Track down the lines that contain "derecho" and copy them.

━━ DATA EXTRACT ━━

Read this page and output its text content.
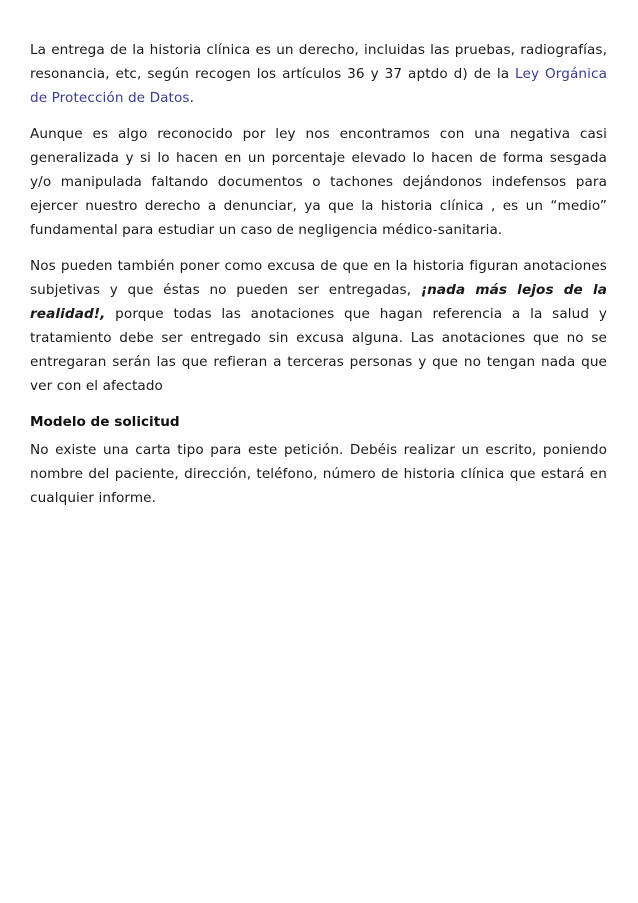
La entrega de la historia clínica es un derecho, incluidas las pruebas, radiografías, resonancia, etc, según recogen los artículos 36 y 37 aptdo d) de la Ley Orgánica de Protección de Datos.

Aunque es algo reconocido por ley nos encontramos con una negativa casi generalizada y si lo hacen en un porcentaje elevado lo hacen de forma sesgada y/o manipulada faltando documentos o tachones dejándonos indefensos para ejercer nuestro derecho a denunciar, ya que la historia clínica , es un “medio” fundamental para estudiar un caso de negligencia médico-sanitaria.

Nos pueden también poner como excusa de que en la historia figuran anotaciones subjetivas y que éstas no pueden ser entregadas, ¡nada más lejos de la realidad!, porque todas las anotaciones que hagan referencia a la salud y tratamiento debe ser entregado sin excusa alguna. Las anotaciones que no se entregaran serán las que refieran a terceras personas y que no tengan nada que ver con el afectado

Modelo de solicitud

No existe una carta tipo para este petición. Debéis realizar un escrito, poniendo nombre del paciente, dirección, teléfono, número de historia clínica que estará en cualquier informe.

━━━

## REPLY
La entrega de la historia clínica es un derecho, incluidas las pruebas, radiografías, resonancia, etc, según recogen los artículos 36 y 37 aptdo d) de la Ley Orgánica de Protección de Datos.
Aunque es algo reconocido por ley nos encontramos con una negativa casi generalizada y si lo hacen en un porcentaje elevado lo hacen de forma sesgada y/o manipulada faltando documentos o tachones dejándonos indefensos para ejercer nuestro derecho a denunciar, ya que la historia clínica , es un “medio” fundamental para estudiar un caso de negligencia médico-sanitaria.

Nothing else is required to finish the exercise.